> [TASK STATEMENT] Please return, unchanged, the lines beginning with the first one and ending with the line that contains "- colorbar-cell: [554, 1011, 583, 1037]", with both of those included.
• • •
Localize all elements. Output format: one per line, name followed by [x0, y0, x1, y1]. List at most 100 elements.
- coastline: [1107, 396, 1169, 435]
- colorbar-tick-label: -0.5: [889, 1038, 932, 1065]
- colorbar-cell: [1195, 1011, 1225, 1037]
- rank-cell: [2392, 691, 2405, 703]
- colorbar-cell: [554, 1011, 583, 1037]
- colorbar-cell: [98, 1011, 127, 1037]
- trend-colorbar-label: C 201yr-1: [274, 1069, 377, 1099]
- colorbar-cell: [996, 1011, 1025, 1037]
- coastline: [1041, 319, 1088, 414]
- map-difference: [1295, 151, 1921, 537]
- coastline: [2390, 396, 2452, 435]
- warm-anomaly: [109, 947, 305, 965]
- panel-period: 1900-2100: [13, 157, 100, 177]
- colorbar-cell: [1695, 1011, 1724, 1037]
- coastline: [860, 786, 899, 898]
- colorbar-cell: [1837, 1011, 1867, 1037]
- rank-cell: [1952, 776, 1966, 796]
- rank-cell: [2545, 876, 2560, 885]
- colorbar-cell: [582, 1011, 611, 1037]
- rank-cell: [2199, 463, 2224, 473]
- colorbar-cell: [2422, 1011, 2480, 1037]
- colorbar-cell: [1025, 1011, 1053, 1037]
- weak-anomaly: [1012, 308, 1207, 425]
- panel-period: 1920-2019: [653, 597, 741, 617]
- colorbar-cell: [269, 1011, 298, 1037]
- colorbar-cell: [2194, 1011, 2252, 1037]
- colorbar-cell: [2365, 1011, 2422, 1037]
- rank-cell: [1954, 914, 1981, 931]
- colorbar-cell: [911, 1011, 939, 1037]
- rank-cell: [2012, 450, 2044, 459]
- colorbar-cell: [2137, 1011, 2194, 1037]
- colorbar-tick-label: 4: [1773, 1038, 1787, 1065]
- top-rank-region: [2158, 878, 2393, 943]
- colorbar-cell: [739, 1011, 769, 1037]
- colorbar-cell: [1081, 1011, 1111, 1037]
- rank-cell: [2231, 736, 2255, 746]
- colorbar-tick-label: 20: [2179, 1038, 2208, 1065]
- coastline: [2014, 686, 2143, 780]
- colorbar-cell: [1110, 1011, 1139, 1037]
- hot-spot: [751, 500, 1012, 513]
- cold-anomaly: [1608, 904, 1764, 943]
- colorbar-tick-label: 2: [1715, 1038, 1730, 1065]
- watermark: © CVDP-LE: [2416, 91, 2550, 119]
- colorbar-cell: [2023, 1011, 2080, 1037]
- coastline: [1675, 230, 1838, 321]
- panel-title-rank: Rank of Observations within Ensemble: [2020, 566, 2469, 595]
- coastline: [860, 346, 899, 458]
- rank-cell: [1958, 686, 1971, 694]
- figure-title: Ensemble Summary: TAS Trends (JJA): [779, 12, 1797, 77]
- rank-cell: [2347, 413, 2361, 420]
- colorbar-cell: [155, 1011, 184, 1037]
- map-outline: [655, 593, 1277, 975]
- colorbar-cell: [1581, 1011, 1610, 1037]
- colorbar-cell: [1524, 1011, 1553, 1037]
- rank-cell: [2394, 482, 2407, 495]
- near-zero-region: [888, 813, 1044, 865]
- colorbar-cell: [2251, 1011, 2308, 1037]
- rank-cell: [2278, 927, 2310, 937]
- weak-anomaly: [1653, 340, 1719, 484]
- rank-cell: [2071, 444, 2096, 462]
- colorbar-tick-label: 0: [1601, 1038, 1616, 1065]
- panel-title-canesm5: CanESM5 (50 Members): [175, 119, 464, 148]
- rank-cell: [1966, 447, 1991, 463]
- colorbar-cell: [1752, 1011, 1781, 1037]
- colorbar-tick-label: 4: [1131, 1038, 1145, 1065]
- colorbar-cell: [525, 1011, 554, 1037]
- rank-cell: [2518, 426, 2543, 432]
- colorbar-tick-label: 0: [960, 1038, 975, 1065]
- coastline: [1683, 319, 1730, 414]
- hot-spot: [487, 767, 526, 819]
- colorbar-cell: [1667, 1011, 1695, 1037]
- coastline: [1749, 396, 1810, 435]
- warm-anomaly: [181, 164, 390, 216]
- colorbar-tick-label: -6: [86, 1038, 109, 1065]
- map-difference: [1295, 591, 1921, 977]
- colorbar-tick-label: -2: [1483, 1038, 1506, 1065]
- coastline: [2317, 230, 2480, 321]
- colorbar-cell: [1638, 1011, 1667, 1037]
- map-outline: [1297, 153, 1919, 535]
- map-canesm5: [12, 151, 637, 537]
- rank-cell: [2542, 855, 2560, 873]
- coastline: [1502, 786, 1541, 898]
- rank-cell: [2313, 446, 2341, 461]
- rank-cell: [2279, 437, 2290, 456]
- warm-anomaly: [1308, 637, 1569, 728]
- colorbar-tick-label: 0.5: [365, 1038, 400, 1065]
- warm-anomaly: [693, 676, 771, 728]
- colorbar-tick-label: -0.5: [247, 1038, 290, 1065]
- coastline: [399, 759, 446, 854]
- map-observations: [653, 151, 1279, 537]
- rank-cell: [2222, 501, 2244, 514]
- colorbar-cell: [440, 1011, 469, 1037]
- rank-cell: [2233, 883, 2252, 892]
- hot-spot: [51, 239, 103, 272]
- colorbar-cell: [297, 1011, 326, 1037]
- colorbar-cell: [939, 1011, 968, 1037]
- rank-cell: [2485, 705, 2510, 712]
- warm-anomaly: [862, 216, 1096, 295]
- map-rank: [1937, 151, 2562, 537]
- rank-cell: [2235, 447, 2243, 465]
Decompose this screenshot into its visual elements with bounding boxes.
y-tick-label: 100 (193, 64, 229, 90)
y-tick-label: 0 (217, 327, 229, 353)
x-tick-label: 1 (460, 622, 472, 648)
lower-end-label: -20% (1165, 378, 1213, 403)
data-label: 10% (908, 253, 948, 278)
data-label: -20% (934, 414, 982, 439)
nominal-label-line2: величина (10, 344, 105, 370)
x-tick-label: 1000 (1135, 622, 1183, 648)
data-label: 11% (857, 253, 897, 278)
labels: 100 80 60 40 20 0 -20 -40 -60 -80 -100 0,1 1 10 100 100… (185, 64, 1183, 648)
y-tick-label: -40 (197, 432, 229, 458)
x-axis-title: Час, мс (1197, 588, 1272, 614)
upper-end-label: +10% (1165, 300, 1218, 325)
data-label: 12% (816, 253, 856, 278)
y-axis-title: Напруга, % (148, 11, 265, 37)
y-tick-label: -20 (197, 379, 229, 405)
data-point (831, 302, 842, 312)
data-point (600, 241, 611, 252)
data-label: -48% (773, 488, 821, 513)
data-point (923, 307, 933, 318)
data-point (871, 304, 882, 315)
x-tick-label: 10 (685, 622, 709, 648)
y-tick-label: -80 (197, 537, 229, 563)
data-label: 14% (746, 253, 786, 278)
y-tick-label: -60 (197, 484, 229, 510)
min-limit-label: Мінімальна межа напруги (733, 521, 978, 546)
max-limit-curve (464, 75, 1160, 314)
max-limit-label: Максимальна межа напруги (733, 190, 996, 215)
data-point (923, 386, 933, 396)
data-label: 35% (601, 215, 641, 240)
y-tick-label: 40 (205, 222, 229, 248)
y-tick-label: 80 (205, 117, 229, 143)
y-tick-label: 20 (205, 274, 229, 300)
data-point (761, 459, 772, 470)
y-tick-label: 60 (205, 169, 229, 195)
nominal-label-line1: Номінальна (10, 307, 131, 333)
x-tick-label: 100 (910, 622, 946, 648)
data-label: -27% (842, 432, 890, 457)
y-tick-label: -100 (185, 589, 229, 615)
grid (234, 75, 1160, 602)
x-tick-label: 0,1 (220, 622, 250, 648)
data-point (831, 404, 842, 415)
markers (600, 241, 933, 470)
• • •
> [WRITTEN ANSWER]
Localize all elements. Output format: one per line, name followed by [x0, y0, x1, y1]. List at most 100 elements.
- coastline: [1107, 396, 1169, 435]
- colorbar-tick-label: -0.5: [889, 1038, 932, 1065]
- colorbar-cell: [1195, 1011, 1225, 1037]
- rank-cell: [2392, 691, 2405, 703]
- colorbar-cell: [554, 1011, 583, 1037]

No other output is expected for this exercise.